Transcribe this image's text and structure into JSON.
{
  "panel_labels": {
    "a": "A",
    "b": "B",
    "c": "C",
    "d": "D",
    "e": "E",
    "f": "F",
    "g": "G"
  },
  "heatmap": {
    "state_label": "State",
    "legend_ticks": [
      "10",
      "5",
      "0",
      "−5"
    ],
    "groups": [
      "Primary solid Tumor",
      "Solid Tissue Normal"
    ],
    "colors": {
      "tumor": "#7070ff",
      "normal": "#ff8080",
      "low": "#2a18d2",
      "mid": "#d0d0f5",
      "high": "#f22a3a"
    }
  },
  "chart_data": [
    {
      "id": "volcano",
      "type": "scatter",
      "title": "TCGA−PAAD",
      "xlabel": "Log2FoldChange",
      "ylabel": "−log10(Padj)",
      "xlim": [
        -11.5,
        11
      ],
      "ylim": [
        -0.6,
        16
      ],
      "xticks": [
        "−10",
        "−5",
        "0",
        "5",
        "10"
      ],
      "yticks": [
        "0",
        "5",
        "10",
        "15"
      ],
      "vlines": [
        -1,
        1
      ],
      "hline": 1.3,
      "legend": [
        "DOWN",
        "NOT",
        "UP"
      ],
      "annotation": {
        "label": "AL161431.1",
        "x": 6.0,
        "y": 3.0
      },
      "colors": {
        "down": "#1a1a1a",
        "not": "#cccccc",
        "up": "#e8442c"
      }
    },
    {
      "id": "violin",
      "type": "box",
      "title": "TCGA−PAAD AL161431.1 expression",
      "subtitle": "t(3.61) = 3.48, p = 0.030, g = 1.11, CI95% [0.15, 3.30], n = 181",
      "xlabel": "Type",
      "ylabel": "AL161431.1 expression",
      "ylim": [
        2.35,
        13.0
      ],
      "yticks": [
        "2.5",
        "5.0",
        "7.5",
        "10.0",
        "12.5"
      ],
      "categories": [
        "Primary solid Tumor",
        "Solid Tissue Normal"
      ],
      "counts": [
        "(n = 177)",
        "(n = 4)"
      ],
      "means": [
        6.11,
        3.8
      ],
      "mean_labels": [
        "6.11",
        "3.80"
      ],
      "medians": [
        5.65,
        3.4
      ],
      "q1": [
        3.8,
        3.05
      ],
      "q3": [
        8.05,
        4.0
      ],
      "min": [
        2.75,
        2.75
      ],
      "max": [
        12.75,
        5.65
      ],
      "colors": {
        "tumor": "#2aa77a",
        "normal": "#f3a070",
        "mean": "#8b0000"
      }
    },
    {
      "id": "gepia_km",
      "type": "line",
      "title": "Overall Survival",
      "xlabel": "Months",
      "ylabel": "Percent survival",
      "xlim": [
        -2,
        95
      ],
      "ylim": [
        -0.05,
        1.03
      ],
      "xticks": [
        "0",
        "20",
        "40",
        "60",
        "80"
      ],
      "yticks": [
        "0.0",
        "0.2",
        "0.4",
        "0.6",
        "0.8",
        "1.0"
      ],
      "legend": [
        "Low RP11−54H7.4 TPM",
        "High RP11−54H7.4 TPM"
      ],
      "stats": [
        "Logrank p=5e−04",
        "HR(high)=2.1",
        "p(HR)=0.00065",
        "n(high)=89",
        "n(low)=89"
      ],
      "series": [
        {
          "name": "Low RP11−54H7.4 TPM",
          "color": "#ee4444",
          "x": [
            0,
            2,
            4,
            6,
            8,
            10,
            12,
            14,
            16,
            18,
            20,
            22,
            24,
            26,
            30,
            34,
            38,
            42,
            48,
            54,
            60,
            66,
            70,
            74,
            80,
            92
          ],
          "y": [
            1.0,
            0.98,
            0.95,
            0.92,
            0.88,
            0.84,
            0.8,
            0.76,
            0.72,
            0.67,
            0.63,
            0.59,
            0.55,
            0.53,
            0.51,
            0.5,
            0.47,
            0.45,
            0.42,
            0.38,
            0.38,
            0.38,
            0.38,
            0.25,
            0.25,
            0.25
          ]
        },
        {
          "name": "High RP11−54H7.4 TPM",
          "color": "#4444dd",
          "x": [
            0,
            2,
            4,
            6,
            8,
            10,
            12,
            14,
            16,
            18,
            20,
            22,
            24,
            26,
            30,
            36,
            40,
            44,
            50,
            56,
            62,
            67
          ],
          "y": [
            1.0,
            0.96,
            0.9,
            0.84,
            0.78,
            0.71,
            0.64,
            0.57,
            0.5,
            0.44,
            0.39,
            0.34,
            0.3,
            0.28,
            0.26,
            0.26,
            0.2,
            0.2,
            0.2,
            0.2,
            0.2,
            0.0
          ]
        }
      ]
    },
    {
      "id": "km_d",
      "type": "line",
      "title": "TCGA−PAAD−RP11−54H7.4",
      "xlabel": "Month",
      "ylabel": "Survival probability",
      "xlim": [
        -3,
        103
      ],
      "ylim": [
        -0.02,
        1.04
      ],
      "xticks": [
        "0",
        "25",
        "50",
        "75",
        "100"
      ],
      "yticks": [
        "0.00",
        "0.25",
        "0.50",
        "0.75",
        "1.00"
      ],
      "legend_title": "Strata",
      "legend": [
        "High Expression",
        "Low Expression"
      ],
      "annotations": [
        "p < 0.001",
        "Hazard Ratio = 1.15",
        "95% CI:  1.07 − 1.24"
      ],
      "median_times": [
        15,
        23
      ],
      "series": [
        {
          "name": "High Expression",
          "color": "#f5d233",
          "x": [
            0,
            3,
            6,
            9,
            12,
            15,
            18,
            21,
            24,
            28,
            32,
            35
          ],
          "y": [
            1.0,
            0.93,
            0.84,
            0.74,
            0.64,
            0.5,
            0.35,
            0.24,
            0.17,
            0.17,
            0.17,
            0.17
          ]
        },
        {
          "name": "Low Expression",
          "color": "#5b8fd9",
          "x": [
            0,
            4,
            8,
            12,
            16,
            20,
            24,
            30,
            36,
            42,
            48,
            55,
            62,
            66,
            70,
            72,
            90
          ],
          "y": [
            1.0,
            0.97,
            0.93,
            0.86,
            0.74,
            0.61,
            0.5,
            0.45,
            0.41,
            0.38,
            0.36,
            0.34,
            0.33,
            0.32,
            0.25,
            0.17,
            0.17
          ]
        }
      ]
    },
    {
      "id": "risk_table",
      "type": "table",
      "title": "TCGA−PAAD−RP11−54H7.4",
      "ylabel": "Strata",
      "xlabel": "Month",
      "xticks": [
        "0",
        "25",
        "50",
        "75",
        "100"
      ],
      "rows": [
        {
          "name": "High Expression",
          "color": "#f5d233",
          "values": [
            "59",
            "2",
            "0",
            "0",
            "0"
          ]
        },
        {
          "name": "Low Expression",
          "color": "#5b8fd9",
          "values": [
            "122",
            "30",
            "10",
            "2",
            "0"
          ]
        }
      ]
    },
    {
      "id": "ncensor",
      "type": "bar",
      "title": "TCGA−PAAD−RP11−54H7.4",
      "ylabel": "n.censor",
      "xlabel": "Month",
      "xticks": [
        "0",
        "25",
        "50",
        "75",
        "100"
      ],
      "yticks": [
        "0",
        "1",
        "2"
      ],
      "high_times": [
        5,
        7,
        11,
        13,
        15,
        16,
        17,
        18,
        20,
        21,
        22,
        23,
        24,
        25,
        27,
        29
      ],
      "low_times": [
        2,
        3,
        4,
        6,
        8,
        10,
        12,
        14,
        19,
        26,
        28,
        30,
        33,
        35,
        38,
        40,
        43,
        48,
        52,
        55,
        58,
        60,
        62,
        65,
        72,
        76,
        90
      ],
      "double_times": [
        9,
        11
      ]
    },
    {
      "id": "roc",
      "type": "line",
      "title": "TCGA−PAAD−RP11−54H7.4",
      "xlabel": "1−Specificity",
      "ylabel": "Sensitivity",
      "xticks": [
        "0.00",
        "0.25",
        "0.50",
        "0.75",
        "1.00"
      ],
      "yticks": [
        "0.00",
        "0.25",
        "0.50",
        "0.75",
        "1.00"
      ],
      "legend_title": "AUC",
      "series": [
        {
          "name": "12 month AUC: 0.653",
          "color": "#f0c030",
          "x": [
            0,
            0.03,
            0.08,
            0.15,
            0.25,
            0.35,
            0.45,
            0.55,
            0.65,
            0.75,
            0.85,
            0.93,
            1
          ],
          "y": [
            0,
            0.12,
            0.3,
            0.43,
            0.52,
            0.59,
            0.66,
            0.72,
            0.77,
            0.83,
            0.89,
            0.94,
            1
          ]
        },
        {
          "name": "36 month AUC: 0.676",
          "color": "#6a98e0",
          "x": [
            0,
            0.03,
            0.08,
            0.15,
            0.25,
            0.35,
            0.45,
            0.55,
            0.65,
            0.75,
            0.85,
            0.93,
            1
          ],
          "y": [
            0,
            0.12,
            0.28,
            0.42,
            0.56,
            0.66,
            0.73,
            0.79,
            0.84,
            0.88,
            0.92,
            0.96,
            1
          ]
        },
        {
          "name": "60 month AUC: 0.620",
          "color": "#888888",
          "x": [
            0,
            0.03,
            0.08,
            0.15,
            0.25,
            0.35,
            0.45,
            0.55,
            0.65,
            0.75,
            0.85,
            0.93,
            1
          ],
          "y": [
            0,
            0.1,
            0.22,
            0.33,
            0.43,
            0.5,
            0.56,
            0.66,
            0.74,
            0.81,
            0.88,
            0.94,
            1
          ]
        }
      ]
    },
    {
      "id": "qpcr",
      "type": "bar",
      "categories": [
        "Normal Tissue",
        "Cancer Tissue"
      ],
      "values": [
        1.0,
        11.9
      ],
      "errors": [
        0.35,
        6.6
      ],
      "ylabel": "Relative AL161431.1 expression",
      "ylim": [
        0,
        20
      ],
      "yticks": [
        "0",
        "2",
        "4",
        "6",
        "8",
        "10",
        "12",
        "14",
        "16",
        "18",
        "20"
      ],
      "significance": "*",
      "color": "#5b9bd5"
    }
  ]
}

____

> What this task involves: Check each line of the data above, and please copy the ones in which the string "xlabel" occurs.

> Response area:
      "xlabel": "Log2FoldChange",
      "xlabel": "Type",
      "xlabel": "Months",
      "xlabel": "Month",
      "xlabel": "Month",
      "xlabel": "Month",
      "xlabel": "1−Specificity",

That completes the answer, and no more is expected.